= RECORDS FOR PROCESSING =
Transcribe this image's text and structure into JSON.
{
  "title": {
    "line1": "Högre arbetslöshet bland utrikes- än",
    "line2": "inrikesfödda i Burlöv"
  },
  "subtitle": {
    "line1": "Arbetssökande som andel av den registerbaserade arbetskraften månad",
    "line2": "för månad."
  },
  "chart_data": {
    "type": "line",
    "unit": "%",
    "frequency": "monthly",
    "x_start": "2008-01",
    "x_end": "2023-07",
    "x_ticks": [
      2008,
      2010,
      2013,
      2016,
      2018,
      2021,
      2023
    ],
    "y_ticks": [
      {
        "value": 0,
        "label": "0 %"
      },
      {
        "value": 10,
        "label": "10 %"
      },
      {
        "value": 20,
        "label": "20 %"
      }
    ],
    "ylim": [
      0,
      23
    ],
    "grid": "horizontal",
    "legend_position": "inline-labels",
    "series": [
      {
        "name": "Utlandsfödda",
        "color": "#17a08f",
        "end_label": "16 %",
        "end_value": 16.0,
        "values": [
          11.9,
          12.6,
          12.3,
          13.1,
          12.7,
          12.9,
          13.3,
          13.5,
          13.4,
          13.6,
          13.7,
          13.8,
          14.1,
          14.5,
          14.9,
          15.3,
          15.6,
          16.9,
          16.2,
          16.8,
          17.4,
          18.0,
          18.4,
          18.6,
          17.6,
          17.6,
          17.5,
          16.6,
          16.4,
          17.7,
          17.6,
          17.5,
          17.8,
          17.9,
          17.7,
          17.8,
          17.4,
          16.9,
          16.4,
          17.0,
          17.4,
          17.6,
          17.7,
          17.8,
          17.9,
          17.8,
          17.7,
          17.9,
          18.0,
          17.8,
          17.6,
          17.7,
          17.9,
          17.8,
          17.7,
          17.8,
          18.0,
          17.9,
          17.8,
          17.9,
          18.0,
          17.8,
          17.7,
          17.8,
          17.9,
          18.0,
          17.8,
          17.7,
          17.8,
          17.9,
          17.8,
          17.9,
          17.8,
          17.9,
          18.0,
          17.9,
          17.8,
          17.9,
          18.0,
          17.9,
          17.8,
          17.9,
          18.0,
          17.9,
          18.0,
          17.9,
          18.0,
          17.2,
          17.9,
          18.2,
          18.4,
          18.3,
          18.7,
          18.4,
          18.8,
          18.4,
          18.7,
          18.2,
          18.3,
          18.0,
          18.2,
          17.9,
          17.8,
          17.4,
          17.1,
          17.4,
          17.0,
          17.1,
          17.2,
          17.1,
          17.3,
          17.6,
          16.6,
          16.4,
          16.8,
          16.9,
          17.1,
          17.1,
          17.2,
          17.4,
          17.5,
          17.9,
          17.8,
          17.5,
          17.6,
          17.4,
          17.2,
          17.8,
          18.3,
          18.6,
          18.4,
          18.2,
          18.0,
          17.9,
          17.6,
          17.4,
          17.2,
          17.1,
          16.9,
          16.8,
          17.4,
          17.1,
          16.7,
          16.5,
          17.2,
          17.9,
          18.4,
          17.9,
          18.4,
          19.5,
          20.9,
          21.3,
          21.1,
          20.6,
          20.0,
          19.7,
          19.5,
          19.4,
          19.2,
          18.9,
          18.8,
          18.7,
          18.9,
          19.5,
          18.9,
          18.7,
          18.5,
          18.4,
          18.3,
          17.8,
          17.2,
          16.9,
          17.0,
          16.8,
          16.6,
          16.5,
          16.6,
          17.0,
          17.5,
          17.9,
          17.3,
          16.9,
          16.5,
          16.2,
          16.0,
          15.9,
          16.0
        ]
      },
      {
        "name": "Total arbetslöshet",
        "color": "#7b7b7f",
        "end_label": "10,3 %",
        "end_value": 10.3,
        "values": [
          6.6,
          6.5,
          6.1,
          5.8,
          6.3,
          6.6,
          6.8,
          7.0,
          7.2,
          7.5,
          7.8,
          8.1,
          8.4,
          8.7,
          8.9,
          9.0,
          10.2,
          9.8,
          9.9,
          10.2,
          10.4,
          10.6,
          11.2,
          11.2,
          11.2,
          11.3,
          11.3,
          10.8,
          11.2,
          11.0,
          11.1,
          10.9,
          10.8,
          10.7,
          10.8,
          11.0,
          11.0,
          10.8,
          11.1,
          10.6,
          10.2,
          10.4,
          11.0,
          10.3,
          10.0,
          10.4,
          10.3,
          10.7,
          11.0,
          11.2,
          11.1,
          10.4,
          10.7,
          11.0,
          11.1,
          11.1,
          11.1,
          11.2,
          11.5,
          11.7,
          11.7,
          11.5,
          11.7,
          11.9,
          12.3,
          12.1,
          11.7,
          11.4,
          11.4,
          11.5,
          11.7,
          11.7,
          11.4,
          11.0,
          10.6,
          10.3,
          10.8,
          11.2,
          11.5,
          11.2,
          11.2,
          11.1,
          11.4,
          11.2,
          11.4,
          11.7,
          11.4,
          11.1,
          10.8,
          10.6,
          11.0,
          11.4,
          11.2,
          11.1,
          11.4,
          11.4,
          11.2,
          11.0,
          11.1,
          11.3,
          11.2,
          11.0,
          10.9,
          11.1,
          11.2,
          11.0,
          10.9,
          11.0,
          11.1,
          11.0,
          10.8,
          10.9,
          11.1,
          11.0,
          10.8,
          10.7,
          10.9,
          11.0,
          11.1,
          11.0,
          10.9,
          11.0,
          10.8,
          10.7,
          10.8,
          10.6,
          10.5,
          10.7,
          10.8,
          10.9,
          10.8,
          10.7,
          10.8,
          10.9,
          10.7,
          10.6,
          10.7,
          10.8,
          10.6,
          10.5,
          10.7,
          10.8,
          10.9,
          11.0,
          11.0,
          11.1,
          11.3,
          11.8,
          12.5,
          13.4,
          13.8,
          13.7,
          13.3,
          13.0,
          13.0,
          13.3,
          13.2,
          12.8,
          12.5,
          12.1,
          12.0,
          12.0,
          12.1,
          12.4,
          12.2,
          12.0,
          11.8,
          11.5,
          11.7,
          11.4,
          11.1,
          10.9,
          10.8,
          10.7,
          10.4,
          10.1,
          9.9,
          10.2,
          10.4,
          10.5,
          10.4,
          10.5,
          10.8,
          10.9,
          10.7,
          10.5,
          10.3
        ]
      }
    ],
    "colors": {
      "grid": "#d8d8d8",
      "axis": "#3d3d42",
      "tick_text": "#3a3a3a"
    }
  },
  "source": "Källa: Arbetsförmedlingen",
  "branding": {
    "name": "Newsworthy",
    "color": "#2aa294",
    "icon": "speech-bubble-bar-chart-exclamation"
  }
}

= DIRECTIONS =
Repeat all the entries exactly as given.

= EXERCISE ANSWER =
Transcribe this image's text and structure into JSON.
{
  "title": {
    "line1": "Högre arbetslöshet bland utrikes- än",
    "line2": "inrikesfödda i Burlöv"
  },
  "subtitle": {
    "line1": "Arbetssökande som andel av den registerbaserade arbetskraften månad",
    "line2": "för månad."
  },
  "chart_data": {
    "type": "line",
    "unit": "%",
    "frequency": "monthly",
    "x_start": "2008-01",
    "x_end": "2023-07",
    "x_ticks": [
      2008,
      2010,
      2013,
      2016,
      2018,
      2021,
      2023
    ],
    "y_ticks": [
      {
        "value": 0,
        "label": "0 %"
      },
      {
        "value": 10,
        "label": "10 %"
      },
      {
        "value": 20,
        "label": "20 %"
      }
    ],
    "ylim": [
      0,
      23
    ],
    "grid": "horizontal",
    "legend_position": "inline-labels",
    "series": [
      {
        "name": "Utlandsfödda",
        "color": "#17a08f",
        "end_label": "16 %",
        "end_value": 16.0,
        "values": [
          11.9,
          12.6,
          12.3,
          13.1,
          12.7,
          12.9,
          13.3,
          13.5,
          13.4,
          13.6,
          13.7,
          13.8,
          14.1,
          14.5,
          14.9,
          15.3,
          15.6,
          16.9,
          16.2,
          16.8,
          17.4,
          18.0,
          18.4,
          18.6,
          17.6,
          17.6,
          17.5,
          16.6,
          16.4,
          17.7,
          17.6,
          17.5,
          17.8,
          17.9,
          17.7,
          17.8,
          17.4,
          16.9,
          16.4,
          17.0,
          17.4,
          17.6,
          17.7,
          17.8,
          17.9,
          17.8,
          17.7,
          17.9,
          18.0,
          17.8,
          17.6,
          17.7,
          17.9,
          17.8,
          17.7,
          17.8,
          18.0,
          17.9,
          17.8,
          17.9,
          18.0,
          17.8,
          17.7,
          17.8,
          17.9,
          18.0,
          17.8,
          17.7,
          17.8,
          17.9,
          17.8,
          17.9,
          17.8,
          17.9,
          18.0,
          17.9,
          17.8,
          17.9,
          18.0,
          17.9,
          17.8,
          17.9,
          18.0,
          17.9,
          18.0,
          17.9,
          18.0,
          17.2,
          17.9,
          18.2,
          18.4,
          18.3,
          18.7,
          18.4,
          18.8,
          18.4,
          18.7,
          18.2,
          18.3,
          18.0,
          18.2,
          17.9,
          17.8,
          17.4,
          17.1,
          17.4,
          17.0,
          17.1,
          17.2,
          17.1,
          17.3,
          17.6,
          16.6,
          16.4,
          16.8,
          16.9,
          17.1,
          17.1,
          17.2,
          17.4,
          17.5,
          17.9,
          17.8,
          17.5,
          17.6,
          17.4,
          17.2,
          17.8,
          18.3,
          18.6,
          18.4,
          18.2,
          18.0,
          17.9,
          17.6,
          17.4,
          17.2,
          17.1,
          16.9,
          16.8,
          17.4,
          17.1,
          16.7,
          16.5,
          17.2,
          17.9,
          18.4,
          17.9,
          18.4,
          19.5,
          20.9,
          21.3,
          21.1,
          20.6,
          20.0,
          19.7,
          19.5,
          19.4,
          19.2,
          18.9,
          18.8,
          18.7,
          18.9,
          19.5,
          18.9,
          18.7,
          18.5,
          18.4,
          18.3,
          17.8,
          17.2,
          16.9,
          17.0,
          16.8,
          16.6,
          16.5,
          16.6,
          17.0,
          17.5,
          17.9,
          17.3,
          16.9,
          16.5,
          16.2,
          16.0,
          15.9,
          16.0
        ]
      },
      {
        "name": "Total arbetslöshet",
        "color": "#7b7b7f",
        "end_label": "10,3 %",
        "end_value": 10.3,
        "values": [
          6.6,
          6.5,
          6.1,
          5.8,
          6.3,
          6.6,
          6.8,
          7.0,
          7.2,
          7.5,
          7.8,
          8.1,
          8.4,
          8.7,
          8.9,
          9.0,
          10.2,
          9.8,
          9.9,
          10.2,
          10.4,
          10.6,
          11.2,
          11.2,
          11.2,
          11.3,
          11.3,
          10.8,
          11.2,
          11.0,
          11.1,
          10.9,
          10.8,
          10.7,
          10.8,
          11.0,
          11.0,
          10.8,
          11.1,
          10.6,
          10.2,
          10.4,
          11.0,
          10.3,
          10.0,
          10.4,
          10.3,
          10.7,
          11.0,
          11.2,
          11.1,
          10.4,
          10.7,
          11.0,
          11.1,
          11.1,
          11.1,
          11.2,
          11.5,
          11.7,
          11.7,
          11.5,
          11.7,
          11.9,
          12.3,
          12.1,
          11.7,
          11.4,
          11.4,
          11.5,
          11.7,
          11.7,
          11.4,
          11.0,
          10.6,
          10.3,
          10.8,
          11.2,
          11.5,
          11.2,
          11.2,
          11.1,
          11.4,
          11.2,
          11.4,
          11.7,
          11.4,
          11.1,
          10.8,
          10.6,
          11.0,
          11.4,
          11.2,
          11.1,
          11.4,
          11.4,
          11.2,
          11.0,
          11.1,
          11.3,
          11.2,
          11.0,
          10.9,
          11.1,
          11.2,
          11.0,
          10.9,
          11.0,
          11.1,
          11.0,
          10.8,
          10.9,
          11.1,
          11.0,
          10.8,
          10.7,
          10.9,
          11.0,
          11.1,
          11.0,
          10.9,
          11.0,
          10.8,
          10.7,
          10.8,
          10.6,
          10.5,
          10.7,
          10.8,
          10.9,
          10.8,
          10.7,
          10.8,
          10.9,
          10.7,
          10.6,
          10.7,
          10.8,
          10.6,
          10.5,
          10.7,
          10.8,
          10.9,
          11.0,
          11.0,
          11.1,
          11.3,
          11.8,
          12.5,
          13.4,
          13.8,
          13.7,
          13.3,
          13.0,
          13.0,
          13.3,
          13.2,
          12.8,
          12.5,
          12.1,
          12.0,
          12.0,
          12.1,
          12.4,
          12.2,
          12.0,
          11.8,
          11.5,
          11.7,
          11.4,
          11.1,
          10.9,
          10.8,
          10.7,
          10.4,
          10.1,
          9.9,
          10.2,
          10.4,
          10.5,
          10.4,
          10.5,
          10.8,
          10.9,
          10.7,
          10.5,
          10.3
        ]
      }
    ],
    "colors": {
      "grid": "#d8d8d8",
      "axis": "#3d3d42",
      "tick_text": "#3a3a3a"
    }
  },
  "source": "Källa: Arbetsförmedlingen",
  "branding": {
    "name": "Newsworthy",
    "color": "#2aa294",
    "icon": "speech-bubble-bar-chart-exclamation"
  }
}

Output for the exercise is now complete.